Collection entries>
##########

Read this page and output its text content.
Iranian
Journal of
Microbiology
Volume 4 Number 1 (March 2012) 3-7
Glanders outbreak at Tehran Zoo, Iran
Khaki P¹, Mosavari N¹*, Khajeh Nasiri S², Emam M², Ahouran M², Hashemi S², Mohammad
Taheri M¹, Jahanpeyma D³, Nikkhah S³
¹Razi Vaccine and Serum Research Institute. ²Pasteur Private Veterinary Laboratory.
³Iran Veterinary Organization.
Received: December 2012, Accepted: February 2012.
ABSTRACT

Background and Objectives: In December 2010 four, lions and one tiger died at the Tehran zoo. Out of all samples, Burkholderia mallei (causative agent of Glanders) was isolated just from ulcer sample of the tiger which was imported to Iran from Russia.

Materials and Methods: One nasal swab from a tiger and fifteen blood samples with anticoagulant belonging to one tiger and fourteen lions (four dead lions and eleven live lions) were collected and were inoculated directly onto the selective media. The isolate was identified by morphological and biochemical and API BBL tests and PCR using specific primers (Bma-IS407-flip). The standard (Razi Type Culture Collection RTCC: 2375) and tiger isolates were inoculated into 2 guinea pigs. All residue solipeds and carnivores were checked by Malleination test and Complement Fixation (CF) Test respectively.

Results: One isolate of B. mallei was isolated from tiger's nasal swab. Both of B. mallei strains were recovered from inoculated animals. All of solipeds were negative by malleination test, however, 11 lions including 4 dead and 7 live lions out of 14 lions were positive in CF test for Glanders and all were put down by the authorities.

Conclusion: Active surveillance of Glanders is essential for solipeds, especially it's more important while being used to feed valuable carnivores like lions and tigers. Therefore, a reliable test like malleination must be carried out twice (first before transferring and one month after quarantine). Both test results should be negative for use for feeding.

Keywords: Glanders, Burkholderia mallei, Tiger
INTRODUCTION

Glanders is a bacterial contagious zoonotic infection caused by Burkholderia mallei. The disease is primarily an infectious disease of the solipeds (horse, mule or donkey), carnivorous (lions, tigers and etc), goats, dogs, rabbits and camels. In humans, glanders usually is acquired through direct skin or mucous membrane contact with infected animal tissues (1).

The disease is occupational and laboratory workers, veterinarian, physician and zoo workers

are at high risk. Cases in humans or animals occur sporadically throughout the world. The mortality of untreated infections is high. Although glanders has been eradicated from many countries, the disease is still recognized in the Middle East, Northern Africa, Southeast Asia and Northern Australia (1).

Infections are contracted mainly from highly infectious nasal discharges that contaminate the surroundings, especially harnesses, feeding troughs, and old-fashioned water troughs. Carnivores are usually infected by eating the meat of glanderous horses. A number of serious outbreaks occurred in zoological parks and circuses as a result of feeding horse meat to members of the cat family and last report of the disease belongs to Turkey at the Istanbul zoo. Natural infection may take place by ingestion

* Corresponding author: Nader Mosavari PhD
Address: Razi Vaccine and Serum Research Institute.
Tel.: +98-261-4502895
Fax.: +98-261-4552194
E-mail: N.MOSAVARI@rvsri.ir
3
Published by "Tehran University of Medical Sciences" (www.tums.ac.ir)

##########

What you will do>
What is needed here is an exact copy of all the entries.

Exercise result>
Read this page and output its text content.
Iranian
Journal of
Microbiology
Volume 4 Number 1 (March 2012) 3-7
Glanders outbreak at Tehran Zoo, Iran
Khaki P¹, Mosavari N¹*, Khajeh Nasiri S², Emam M², Ahouran M², Hashemi S², Mohammad
Taheri M¹, Jahanpeyma D³, Nikkhah S³
¹Razi Vaccine and Serum Research Institute. ²Pasteur Private Veterinary Laboratory.
³Iran Veterinary Organization.
Received: December 2012, Accepted: February 2012.
ABSTRACT

Background and Objectives: In December 2010 four, lions and one tiger died at the Tehran zoo. Out of all samples, Burkholderia mallei (causative agent of Glanders) was isolated just from ulcer sample of the tiger which was imported to Iran from Russia.

Materials and Methods: One nasal swab from a tiger and fifteen blood samples with anticoagulant belonging to one tiger and fourteen lions (four dead lions and eleven live lions) were collected and were inoculated directly onto the selective media. The isolate was identified by morphological and biochemical and API BBL tests and PCR using specific primers (Bma-IS407-flip). The standard (Razi Type Culture Collection RTCC: 2375) and tiger isolates were inoculated into 2 guinea pigs. All residue solipeds and carnivores were checked by Malleination test and Complement Fixation (CF) Test respectively.

Results: One isolate of B. mallei was isolated from tiger's nasal swab. Both of B. mallei strains were recovered from inoculated animals. All of solipeds were negative by malleination test, however, 11 lions including 4 dead and 7 live lions out of 14 lions were positive in CF test for Glanders and all were put down by the authorities.

Conclusion: Active surveillance of Glanders is essential for solipeds, especially it's more important while being used to feed valuable carnivores like lions and tigers. Therefore, a reliable test like malleination must be carried out twice (first before transferring and one month after quarantine). Both test results should be negative for use for feeding.

Keywords: Glanders, Burkholderia mallei, Tiger
INTRODUCTION

Glanders is a bacterial contagious zoonotic infection caused by Burkholderia mallei. The disease is primarily an infectious disease of the solipeds (horse, mule or donkey), carnivorous (lions, tigers and etc), goats, dogs, rabbits and camels. In humans, glanders usually is acquired through direct skin or mucous membrane contact with infected animal tissues (1).

The disease is occupational and laboratory workers, veterinarian, physician and zoo workers

are at high risk. Cases in humans or animals occur sporadically throughout the world. The mortality of untreated infections is high. Although glanders has been eradicated from many countries, the disease is still recognized in the Middle East, Northern Africa, Southeast Asia and Northern Australia (1).

Infections are contracted mainly from highly infectious nasal discharges that contaminate the surroundings, especially harnesses, feeding troughs, and old-fashioned water troughs. Carnivores are usually infected by eating the meat of glanderous horses. A number of serious outbreaks occurred in zoological parks and circuses as a result of feeding horse meat to members of the cat family and last report of the disease belongs to Turkey at the Istanbul zoo. Natural infection may take place by ingestion

* Corresponding author: Nader Mosavari PhD
Address: Razi Vaccine and Serum Research Institute.
Tel.: +98-261-4502895
Fax.: +98-261-4552194
E-mail: N.MOSAVARI@rvsri.ir
3
Published by "Tehran University of Medical Sciences" (www.tums.ac.ir)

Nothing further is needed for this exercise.